***** THE RECORDS

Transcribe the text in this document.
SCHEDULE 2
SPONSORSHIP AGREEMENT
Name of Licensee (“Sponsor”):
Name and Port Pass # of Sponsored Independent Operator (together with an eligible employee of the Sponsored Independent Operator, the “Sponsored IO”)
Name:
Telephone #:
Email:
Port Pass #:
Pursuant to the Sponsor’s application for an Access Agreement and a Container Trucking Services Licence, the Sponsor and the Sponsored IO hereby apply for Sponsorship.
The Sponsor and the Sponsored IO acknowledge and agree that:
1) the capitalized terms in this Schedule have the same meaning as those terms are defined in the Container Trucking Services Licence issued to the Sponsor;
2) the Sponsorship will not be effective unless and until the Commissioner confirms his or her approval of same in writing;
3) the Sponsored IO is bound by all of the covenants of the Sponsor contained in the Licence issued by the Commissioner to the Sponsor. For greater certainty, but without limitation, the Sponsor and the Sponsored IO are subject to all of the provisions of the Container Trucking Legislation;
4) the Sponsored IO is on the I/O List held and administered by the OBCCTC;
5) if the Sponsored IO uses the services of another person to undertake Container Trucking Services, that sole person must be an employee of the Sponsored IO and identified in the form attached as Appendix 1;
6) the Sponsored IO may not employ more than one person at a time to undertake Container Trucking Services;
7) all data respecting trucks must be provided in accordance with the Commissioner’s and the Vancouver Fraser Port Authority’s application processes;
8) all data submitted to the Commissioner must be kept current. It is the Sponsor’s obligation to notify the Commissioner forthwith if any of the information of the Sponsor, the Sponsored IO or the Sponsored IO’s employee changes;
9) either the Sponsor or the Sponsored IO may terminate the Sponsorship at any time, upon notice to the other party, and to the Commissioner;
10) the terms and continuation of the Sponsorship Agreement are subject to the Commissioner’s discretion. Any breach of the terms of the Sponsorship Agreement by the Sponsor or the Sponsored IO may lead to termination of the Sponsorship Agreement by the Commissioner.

**********

# TASK STATEMENT
Search the lines above for the string "person" and copy each line that has it.

# TASK SOLUTION
5) if the Sponsored IO uses the services of another person to undertake Container Trucking Services, that sole person must be an employee of the Sponsored IO and identified in the form attached as Appendix 1;
6) the Sponsored IO may not employ more than one person at a time to undertake Container Trucking Services;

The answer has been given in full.